======== Data ========

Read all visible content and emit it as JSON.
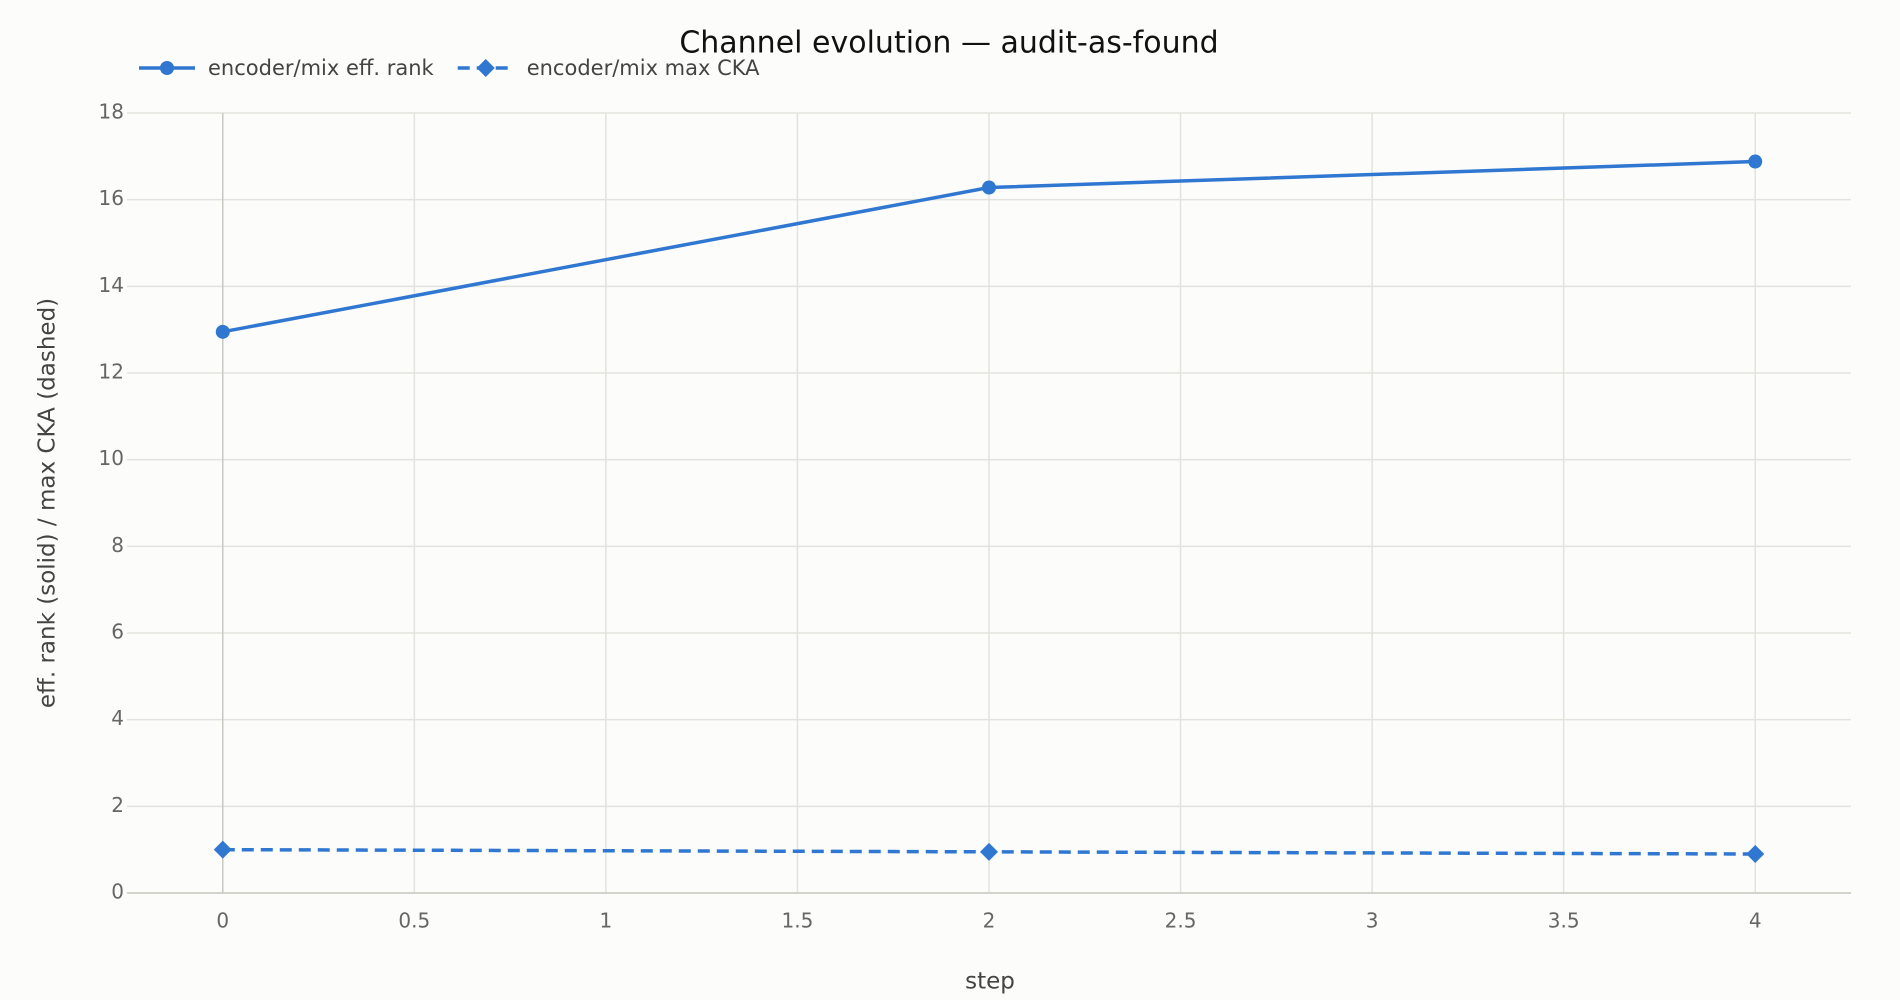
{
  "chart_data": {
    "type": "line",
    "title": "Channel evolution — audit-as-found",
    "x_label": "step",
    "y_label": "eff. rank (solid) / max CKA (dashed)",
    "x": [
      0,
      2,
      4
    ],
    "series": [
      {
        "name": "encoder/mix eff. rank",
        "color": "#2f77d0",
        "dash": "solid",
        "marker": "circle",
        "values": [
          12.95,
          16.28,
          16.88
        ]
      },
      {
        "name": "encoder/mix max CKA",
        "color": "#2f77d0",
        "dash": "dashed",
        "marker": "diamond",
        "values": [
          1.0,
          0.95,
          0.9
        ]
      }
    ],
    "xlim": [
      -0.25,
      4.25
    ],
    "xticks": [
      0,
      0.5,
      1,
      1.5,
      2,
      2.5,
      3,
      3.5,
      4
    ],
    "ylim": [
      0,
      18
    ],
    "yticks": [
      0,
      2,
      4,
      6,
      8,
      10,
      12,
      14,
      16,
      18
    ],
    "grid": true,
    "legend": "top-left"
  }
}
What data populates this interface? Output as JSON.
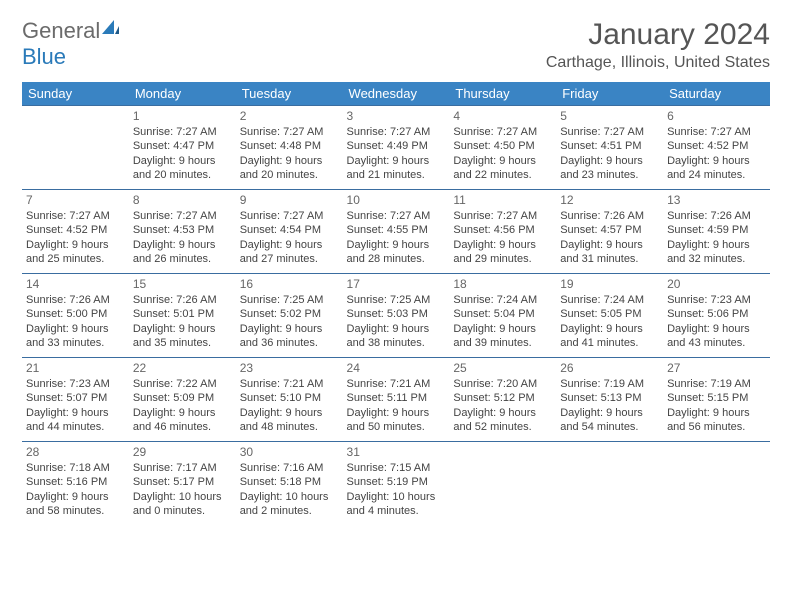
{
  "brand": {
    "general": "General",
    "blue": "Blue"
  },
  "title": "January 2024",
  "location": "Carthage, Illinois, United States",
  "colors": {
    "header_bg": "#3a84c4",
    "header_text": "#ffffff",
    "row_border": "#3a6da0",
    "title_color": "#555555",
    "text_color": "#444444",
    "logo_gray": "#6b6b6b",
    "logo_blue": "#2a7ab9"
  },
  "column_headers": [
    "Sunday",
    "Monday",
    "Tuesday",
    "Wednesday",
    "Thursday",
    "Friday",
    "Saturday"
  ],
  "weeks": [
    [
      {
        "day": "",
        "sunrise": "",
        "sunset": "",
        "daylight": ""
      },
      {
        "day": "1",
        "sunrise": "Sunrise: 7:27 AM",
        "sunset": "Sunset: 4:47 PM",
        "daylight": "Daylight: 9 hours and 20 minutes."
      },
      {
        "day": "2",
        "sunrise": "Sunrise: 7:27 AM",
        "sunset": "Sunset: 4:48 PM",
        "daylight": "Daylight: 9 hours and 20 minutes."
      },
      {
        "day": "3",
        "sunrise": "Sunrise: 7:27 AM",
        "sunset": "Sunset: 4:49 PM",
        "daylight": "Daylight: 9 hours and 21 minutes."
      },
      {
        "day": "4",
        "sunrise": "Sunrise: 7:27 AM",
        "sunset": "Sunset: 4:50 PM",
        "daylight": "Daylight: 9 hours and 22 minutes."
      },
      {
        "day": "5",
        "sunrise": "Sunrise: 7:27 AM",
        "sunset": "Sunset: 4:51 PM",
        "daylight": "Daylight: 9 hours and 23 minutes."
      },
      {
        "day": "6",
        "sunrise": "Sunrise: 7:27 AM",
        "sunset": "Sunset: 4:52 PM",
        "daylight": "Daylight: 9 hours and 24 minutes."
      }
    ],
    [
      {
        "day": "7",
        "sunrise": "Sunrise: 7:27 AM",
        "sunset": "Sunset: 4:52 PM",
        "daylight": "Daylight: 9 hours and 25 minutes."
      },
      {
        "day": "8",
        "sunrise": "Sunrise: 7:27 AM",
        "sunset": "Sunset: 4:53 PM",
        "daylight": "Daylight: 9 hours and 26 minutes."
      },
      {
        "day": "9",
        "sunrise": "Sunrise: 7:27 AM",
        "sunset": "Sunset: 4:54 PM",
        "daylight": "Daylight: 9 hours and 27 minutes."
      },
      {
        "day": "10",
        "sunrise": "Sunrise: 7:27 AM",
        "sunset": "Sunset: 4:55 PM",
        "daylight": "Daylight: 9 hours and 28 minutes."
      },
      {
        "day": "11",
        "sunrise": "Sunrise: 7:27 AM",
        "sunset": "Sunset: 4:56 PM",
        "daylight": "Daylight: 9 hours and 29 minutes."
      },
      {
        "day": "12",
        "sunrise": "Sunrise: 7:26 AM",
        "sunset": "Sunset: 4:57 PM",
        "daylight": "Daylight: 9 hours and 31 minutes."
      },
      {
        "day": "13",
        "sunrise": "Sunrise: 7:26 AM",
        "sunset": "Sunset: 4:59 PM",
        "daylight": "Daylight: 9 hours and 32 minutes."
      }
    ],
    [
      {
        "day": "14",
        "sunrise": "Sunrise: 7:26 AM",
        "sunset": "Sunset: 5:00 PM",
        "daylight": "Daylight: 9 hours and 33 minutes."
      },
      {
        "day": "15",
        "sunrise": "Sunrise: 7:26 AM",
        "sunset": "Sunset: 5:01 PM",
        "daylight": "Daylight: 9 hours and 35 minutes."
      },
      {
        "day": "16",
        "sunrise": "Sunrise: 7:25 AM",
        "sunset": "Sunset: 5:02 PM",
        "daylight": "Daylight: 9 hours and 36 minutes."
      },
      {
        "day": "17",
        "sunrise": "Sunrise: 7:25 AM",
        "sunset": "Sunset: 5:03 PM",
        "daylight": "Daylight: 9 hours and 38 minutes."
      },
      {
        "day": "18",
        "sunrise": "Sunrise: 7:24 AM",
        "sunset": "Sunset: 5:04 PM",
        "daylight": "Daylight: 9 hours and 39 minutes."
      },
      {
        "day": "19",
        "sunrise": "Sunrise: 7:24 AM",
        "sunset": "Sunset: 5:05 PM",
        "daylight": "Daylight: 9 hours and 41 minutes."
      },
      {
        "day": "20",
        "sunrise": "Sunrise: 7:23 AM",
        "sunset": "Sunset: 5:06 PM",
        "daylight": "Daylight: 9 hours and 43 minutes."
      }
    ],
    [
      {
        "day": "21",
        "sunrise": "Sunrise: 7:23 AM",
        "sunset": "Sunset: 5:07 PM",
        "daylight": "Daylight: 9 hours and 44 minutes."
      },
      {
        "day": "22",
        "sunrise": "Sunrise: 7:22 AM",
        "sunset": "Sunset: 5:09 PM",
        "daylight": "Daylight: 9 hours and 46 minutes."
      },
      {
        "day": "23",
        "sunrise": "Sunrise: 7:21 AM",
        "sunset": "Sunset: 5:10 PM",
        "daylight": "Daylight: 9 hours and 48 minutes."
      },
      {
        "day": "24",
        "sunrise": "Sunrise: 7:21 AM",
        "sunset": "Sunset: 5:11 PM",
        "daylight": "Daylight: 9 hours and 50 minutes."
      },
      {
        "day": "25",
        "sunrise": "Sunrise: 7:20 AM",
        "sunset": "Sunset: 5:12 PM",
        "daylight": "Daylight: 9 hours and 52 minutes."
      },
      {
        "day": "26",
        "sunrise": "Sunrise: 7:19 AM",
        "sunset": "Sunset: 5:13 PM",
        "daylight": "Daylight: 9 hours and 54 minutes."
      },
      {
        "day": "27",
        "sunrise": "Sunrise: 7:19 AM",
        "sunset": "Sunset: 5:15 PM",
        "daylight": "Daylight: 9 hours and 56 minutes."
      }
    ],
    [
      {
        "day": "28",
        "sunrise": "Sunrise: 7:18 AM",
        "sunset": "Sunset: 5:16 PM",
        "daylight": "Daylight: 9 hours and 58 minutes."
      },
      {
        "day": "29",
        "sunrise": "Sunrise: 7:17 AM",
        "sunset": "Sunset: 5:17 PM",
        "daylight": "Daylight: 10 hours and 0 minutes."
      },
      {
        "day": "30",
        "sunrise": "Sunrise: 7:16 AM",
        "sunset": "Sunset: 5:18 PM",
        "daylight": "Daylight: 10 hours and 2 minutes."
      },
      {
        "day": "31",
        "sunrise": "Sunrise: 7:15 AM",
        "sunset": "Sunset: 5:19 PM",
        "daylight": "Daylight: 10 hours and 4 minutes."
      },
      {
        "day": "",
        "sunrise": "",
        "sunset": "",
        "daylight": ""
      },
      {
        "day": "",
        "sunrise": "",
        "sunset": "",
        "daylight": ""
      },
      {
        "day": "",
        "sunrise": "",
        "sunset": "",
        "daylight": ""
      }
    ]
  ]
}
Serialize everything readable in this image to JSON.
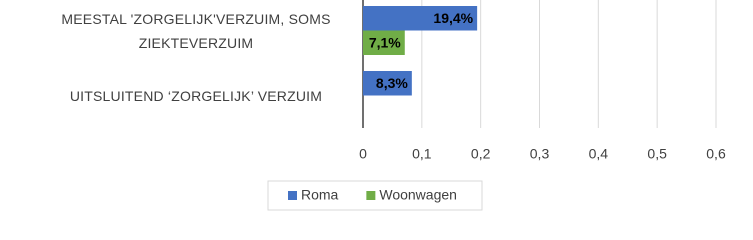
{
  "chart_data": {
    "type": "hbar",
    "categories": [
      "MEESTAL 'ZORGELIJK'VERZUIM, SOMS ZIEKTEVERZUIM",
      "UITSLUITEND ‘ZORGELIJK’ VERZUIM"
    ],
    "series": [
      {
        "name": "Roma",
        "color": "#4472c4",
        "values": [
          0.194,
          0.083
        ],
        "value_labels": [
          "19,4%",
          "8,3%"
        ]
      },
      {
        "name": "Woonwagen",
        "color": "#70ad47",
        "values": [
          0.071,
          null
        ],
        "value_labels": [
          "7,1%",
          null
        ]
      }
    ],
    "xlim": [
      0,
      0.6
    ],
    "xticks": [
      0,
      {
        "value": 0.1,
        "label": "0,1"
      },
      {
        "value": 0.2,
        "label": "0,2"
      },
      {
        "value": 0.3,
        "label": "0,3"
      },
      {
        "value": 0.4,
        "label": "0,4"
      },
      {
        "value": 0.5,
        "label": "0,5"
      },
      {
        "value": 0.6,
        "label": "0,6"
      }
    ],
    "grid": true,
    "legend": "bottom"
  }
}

========

(What the exercise asks) From the listing above, copy every line that holds the string "rank".

(Written response)
    "y_label": "eff. rank (solid) / max CKA (dashed)",
        "name": "encoder/mix eff. rank",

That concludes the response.